Figure record listings

-- Begin --

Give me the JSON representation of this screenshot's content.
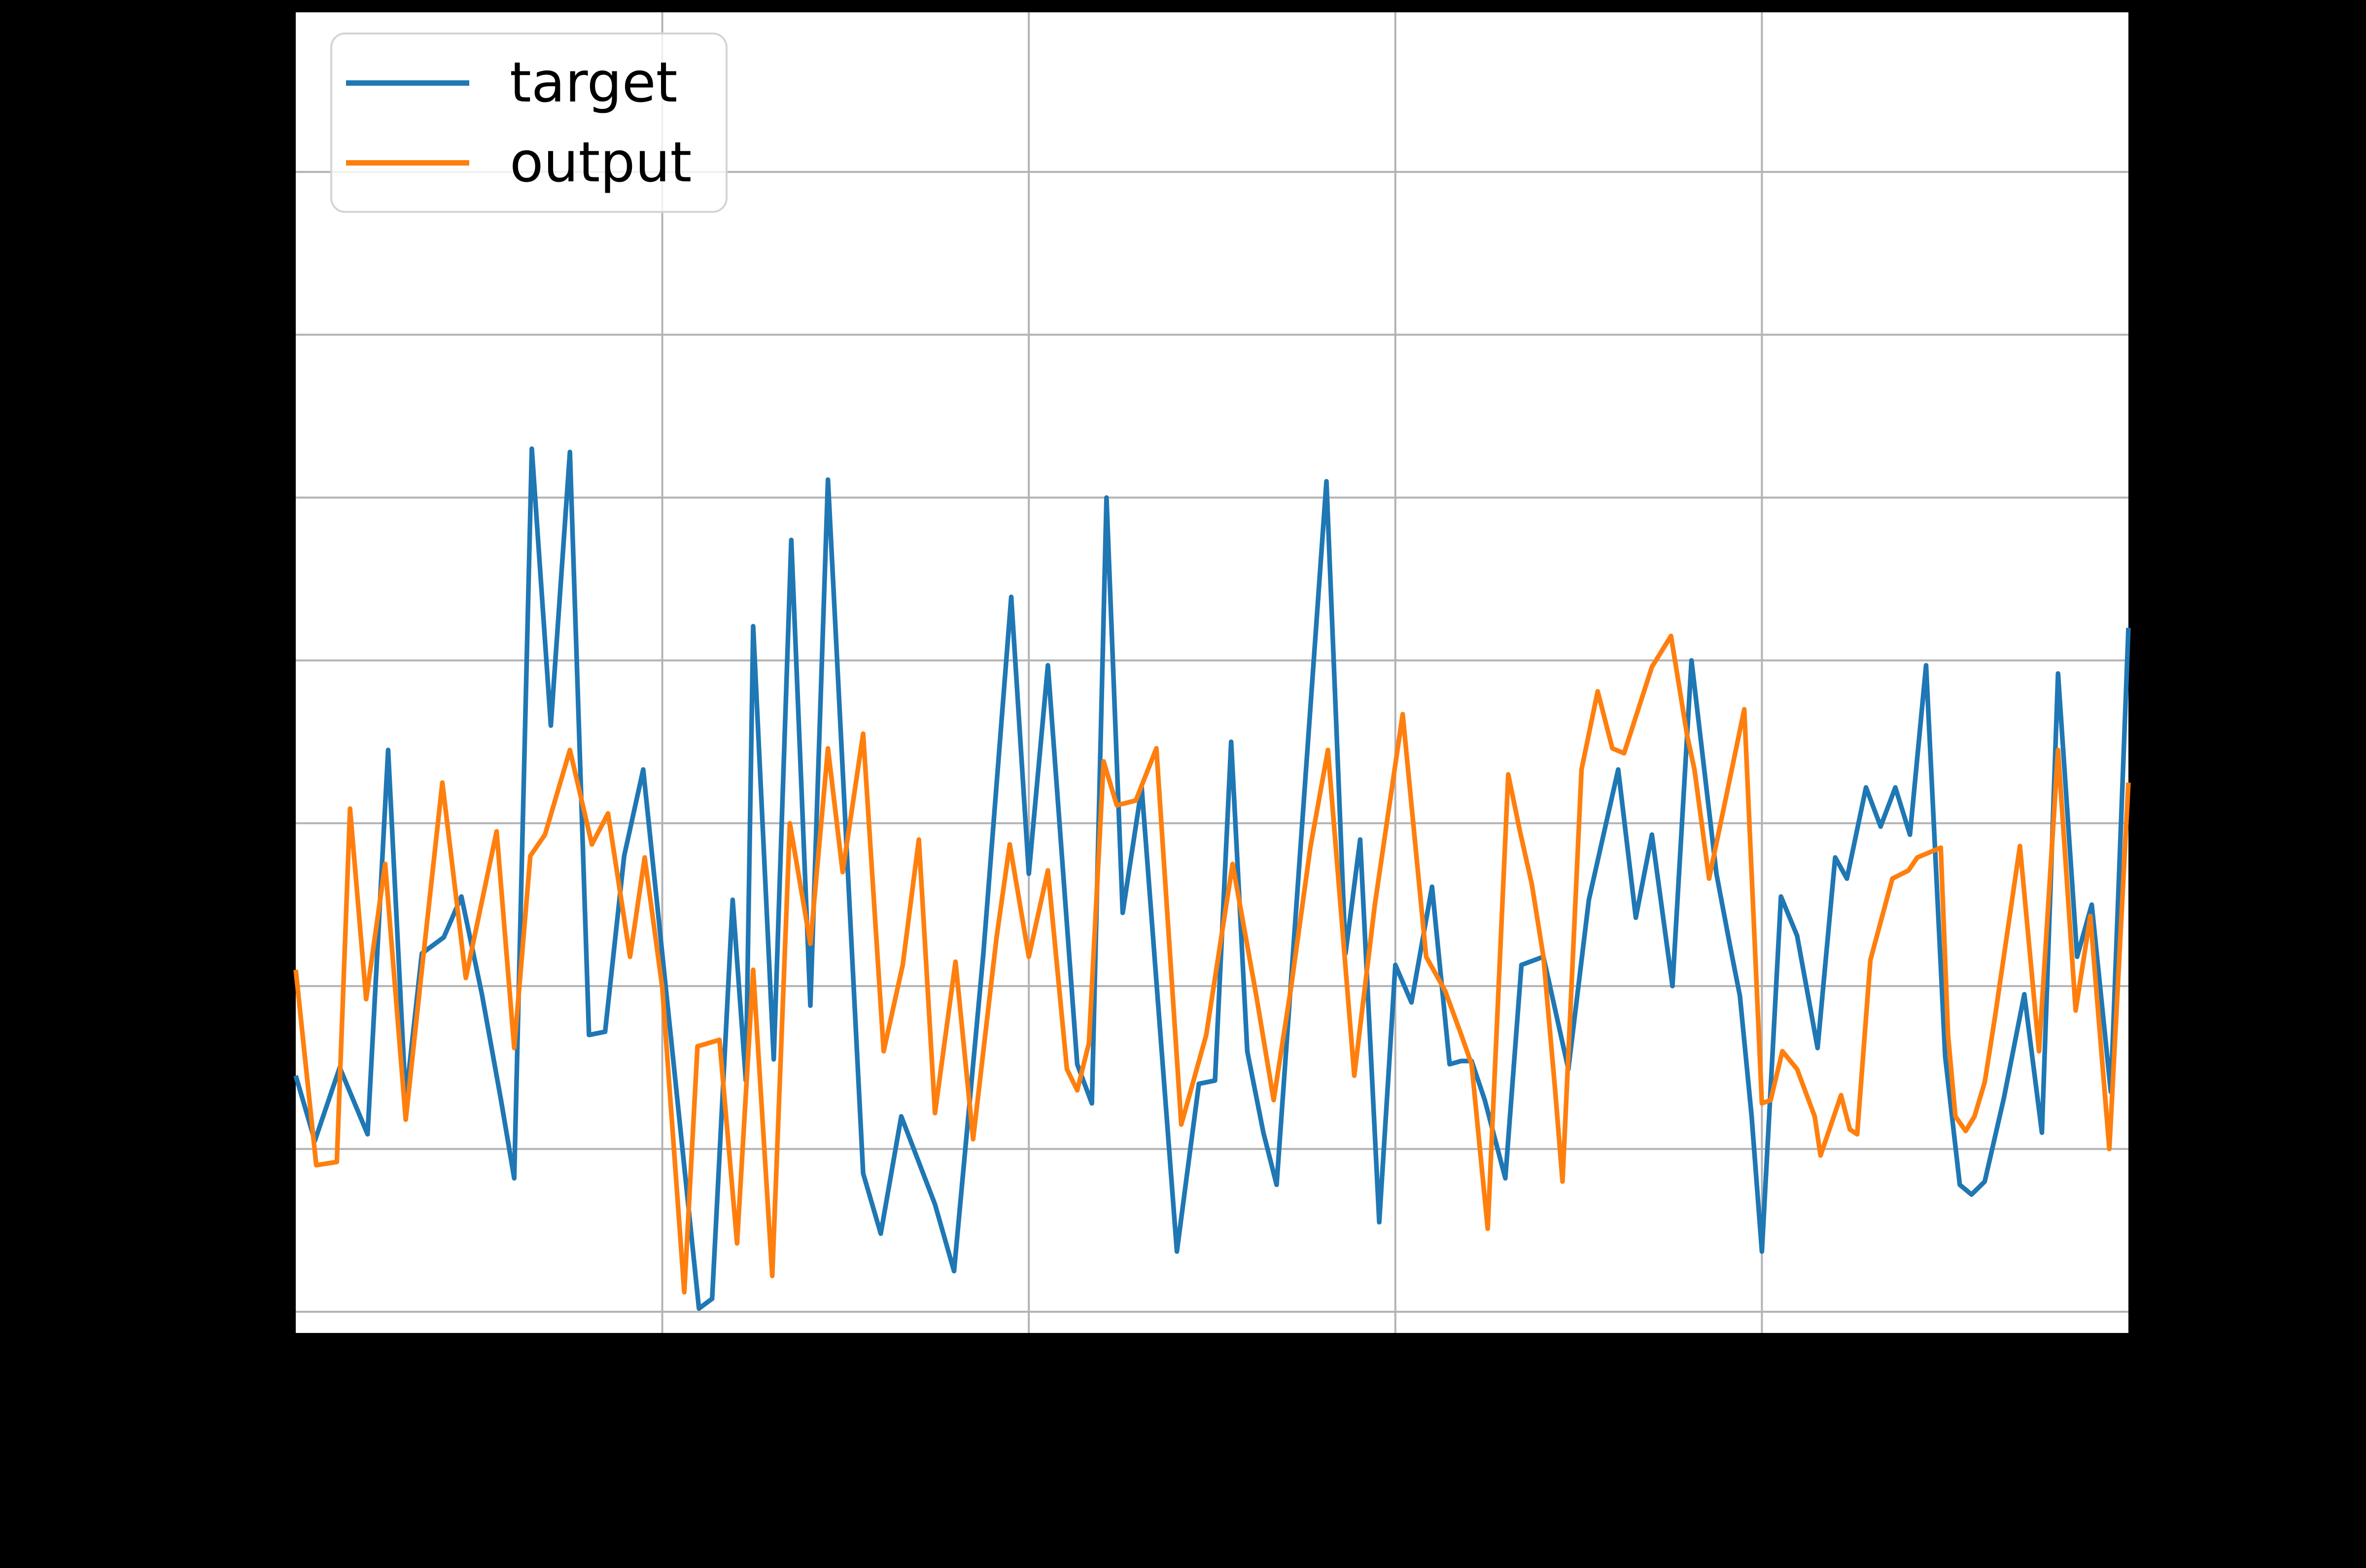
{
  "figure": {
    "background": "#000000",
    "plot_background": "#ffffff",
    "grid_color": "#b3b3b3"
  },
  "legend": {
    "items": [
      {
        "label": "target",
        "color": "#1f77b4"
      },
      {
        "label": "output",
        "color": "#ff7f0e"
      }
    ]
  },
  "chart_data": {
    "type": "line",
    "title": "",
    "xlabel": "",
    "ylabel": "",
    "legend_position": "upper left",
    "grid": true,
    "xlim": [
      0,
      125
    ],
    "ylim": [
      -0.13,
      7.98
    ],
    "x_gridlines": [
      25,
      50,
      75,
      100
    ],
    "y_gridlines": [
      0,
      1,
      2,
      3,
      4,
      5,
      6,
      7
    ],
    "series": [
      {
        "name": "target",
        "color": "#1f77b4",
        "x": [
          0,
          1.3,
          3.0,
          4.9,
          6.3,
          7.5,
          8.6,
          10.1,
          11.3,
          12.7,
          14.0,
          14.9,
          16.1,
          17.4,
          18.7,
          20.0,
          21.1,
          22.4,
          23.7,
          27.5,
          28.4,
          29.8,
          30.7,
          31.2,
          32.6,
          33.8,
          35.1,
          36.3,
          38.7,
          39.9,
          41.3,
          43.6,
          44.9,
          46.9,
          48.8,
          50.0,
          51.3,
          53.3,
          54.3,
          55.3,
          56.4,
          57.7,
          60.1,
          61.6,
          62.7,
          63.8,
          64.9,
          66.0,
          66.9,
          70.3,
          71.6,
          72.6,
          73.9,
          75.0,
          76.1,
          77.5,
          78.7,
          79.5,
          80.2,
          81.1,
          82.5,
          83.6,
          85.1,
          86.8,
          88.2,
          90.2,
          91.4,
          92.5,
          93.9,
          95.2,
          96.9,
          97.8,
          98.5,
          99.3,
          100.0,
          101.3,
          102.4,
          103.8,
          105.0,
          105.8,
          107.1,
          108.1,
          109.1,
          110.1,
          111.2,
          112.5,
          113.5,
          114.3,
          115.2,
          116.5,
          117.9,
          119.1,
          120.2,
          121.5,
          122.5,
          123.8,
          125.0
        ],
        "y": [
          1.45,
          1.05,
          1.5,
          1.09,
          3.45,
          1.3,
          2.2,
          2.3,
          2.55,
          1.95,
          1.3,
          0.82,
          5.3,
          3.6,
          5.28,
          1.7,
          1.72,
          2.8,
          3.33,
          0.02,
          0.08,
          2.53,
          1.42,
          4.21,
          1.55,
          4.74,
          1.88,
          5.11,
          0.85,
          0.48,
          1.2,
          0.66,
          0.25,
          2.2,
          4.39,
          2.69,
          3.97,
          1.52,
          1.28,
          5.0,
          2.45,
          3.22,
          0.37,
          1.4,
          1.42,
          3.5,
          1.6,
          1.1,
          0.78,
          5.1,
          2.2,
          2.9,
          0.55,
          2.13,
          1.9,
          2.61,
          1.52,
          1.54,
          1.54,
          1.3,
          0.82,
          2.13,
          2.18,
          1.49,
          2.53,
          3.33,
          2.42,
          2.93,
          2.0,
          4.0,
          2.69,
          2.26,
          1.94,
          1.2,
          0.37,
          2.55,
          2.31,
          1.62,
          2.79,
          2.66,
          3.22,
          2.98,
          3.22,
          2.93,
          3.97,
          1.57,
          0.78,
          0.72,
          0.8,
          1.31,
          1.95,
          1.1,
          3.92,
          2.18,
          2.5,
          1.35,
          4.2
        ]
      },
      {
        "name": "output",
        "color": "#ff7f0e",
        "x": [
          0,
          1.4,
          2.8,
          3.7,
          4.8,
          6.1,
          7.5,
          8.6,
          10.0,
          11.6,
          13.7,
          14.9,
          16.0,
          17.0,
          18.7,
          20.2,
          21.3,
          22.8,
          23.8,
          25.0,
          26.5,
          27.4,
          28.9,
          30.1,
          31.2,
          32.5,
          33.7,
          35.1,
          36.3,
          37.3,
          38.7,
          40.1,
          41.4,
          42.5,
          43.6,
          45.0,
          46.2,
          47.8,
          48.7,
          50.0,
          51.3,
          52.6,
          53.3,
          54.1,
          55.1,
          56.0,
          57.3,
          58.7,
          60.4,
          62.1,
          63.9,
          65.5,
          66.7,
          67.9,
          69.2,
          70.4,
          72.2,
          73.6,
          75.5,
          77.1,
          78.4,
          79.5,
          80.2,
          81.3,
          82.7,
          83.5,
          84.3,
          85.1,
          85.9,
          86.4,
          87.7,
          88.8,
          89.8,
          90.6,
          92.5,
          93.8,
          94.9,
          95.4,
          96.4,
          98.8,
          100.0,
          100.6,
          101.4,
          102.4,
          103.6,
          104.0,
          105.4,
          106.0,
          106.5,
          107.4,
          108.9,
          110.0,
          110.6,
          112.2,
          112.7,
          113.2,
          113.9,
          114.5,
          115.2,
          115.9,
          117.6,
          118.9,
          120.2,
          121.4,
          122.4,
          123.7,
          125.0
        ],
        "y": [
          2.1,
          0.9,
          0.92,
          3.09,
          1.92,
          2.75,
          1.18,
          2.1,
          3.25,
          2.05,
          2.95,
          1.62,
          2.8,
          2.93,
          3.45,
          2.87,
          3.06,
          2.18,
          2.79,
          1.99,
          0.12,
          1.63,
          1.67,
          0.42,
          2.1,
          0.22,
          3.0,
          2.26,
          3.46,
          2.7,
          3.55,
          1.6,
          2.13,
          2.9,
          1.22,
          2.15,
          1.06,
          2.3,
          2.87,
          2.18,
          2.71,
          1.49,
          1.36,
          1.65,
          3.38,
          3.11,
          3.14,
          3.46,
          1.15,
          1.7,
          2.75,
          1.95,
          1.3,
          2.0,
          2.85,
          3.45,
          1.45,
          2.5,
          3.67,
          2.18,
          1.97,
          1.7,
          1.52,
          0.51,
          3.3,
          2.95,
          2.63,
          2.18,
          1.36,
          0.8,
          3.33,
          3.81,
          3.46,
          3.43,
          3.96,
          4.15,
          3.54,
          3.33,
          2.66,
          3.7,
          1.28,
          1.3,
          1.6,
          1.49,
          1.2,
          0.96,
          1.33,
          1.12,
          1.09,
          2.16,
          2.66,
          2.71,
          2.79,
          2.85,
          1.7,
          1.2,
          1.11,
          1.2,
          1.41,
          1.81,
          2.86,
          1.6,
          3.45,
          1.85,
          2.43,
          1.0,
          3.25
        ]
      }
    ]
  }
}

-- End --

#### Task directions:
Pictures are to be left out; repeat all the remaining data exactly.

#### Exercise output:
Give me the JSON representation of this screenshot's content.
{
  "figure": {
    "background": "#000000",
    "plot_background": "#ffffff",
    "grid_color": "#b3b3b3"
  },
  "legend": {
    "items": [
      {
        "label": "target",
        "color": "#1f77b4"
      },
      {
        "label": "output",
        "color": "#ff7f0e"
      }
    ]
  },
  "chart_data": {
    "type": "line",
    "title": "",
    "xlabel": "",
    "ylabel": "",
    "legend_position": "upper left",
    "grid": true,
    "xlim": [
      0,
      125
    ],
    "ylim": [
      -0.13,
      7.98
    ],
    "x_gridlines": [
      25,
      50,
      75,
      100
    ],
    "y_gridlines": [
      0,
      1,
      2,
      3,
      4,
      5,
      6,
      7
    ],
    "series": [
      {
        "name": "target",
        "color": "#1f77b4",
        "x": [
          0,
          1.3,
          3.0,
          4.9,
          6.3,
          7.5,
          8.6,
          10.1,
          11.3,
          12.7,
          14.0,
          14.9,
          16.1,
          17.4,
          18.7,
          20.0,
          21.1,
          22.4,
          23.7,
          27.5,
          28.4,
          29.8,
          30.7,
          31.2,
          32.6,
          33.8,
          35.1,
          36.3,
          38.7,
          39.9,
          41.3,
          43.6,
          44.9,
          46.9,
          48.8,
          50.0,
          51.3,
          53.3,
          54.3,
          55.3,
          56.4,
          57.7,
          60.1,
          61.6,
          62.7,
          63.8,
          64.9,
          66.0,
          66.9,
          70.3,
          71.6,
          72.6,
          73.9,
          75.0,
          76.1,
          77.5,
          78.7,
          79.5,
          80.2,
          81.1,
          82.5,
          83.6,
          85.1,
          86.8,
          88.2,
          90.2,
          91.4,
          92.5,
          93.9,
          95.2,
          96.9,
          97.8,
          98.5,
          99.3,
          100.0,
          101.3,
          102.4,
          103.8,
          105.0,
          105.8,
          107.1,
          108.1,
          109.1,
          110.1,
          111.2,
          112.5,
          113.5,
          114.3,
          115.2,
          116.5,
          117.9,
          119.1,
          120.2,
          121.5,
          122.5,
          123.8,
          125.0
        ],
        "y": [
          1.45,
          1.05,
          1.5,
          1.09,
          3.45,
          1.3,
          2.2,
          2.3,
          2.55,
          1.95,
          1.3,
          0.82,
          5.3,
          3.6,
          5.28,
          1.7,
          1.72,
          2.8,
          3.33,
          0.02,
          0.08,
          2.53,
          1.42,
          4.21,
          1.55,
          4.74,
          1.88,
          5.11,
          0.85,
          0.48,
          1.2,
          0.66,
          0.25,
          2.2,
          4.39,
          2.69,
          3.97,
          1.52,
          1.28,
          5.0,
          2.45,
          3.22,
          0.37,
          1.4,
          1.42,
          3.5,
          1.6,
          1.1,
          0.78,
          5.1,
          2.2,
          2.9,
          0.55,
          2.13,
          1.9,
          2.61,
          1.52,
          1.54,
          1.54,
          1.3,
          0.82,
          2.13,
          2.18,
          1.49,
          2.53,
          3.33,
          2.42,
          2.93,
          2.0,
          4.0,
          2.69,
          2.26,
          1.94,
          1.2,
          0.37,
          2.55,
          2.31,
          1.62,
          2.79,
          2.66,
          3.22,
          2.98,
          3.22,
          2.93,
          3.97,
          1.57,
          0.78,
          0.72,
          0.8,
          1.31,
          1.95,
          1.1,
          3.92,
          2.18,
          2.5,
          1.35,
          4.2
        ]
      },
      {
        "name": "output",
        "color": "#ff7f0e",
        "x": [
          0,
          1.4,
          2.8,
          3.7,
          4.8,
          6.1,
          7.5,
          8.6,
          10.0,
          11.6,
          13.7,
          14.9,
          16.0,
          17.0,
          18.7,
          20.2,
          21.3,
          22.8,
          23.8,
          25.0,
          26.5,
          27.4,
          28.9,
          30.1,
          31.2,
          32.5,
          33.7,
          35.1,
          36.3,
          37.3,
          38.7,
          40.1,
          41.4,
          42.5,
          43.6,
          45.0,
          46.2,
          47.8,
          48.7,
          50.0,
          51.3,
          52.6,
          53.3,
          54.1,
          55.1,
          56.0,
          57.3,
          58.7,
          60.4,
          62.1,
          63.9,
          65.5,
          66.7,
          67.9,
          69.2,
          70.4,
          72.2,
          73.6,
          75.5,
          77.1,
          78.4,
          79.5,
          80.2,
          81.3,
          82.7,
          83.5,
          84.3,
          85.1,
          85.9,
          86.4,
          87.7,
          88.8,
          89.8,
          90.6,
          92.5,
          93.8,
          94.9,
          95.4,
          96.4,
          98.8,
          100.0,
          100.6,
          101.4,
          102.4,
          103.6,
          104.0,
          105.4,
          106.0,
          106.5,
          107.4,
          108.9,
          110.0,
          110.6,
          112.2,
          112.7,
          113.2,
          113.9,
          114.5,
          115.2,
          115.9,
          117.6,
          118.9,
          120.2,
          121.4,
          122.4,
          123.7,
          125.0
        ],
        "y": [
          2.1,
          0.9,
          0.92,
          3.09,
          1.92,
          2.75,
          1.18,
          2.1,
          3.25,
          2.05,
          2.95,
          1.62,
          2.8,
          2.93,
          3.45,
          2.87,
          3.06,
          2.18,
          2.79,
          1.99,
          0.12,
          1.63,
          1.67,
          0.42,
          2.1,
          0.22,
          3.0,
          2.26,
          3.46,
          2.7,
          3.55,
          1.6,
          2.13,
          2.9,
          1.22,
          2.15,
          1.06,
          2.3,
          2.87,
          2.18,
          2.71,
          1.49,
          1.36,
          1.65,
          3.38,
          3.11,
          3.14,
          3.46,
          1.15,
          1.7,
          2.75,
          1.95,
          1.3,
          2.0,
          2.85,
          3.45,
          1.45,
          2.5,
          3.67,
          2.18,
          1.97,
          1.7,
          1.52,
          0.51,
          3.3,
          2.95,
          2.63,
          2.18,
          1.36,
          0.8,
          3.33,
          3.81,
          3.46,
          3.43,
          3.96,
          4.15,
          3.54,
          3.33,
          2.66,
          3.7,
          1.28,
          1.3,
          1.6,
          1.49,
          1.2,
          0.96,
          1.33,
          1.12,
          1.09,
          2.16,
          2.66,
          2.71,
          2.79,
          2.85,
          1.7,
          1.2,
          1.11,
          1.2,
          1.41,
          1.81,
          2.86,
          1.6,
          3.45,
          1.85,
          2.43,
          1.0,
          3.25
        ]
      }
    ]
  }
}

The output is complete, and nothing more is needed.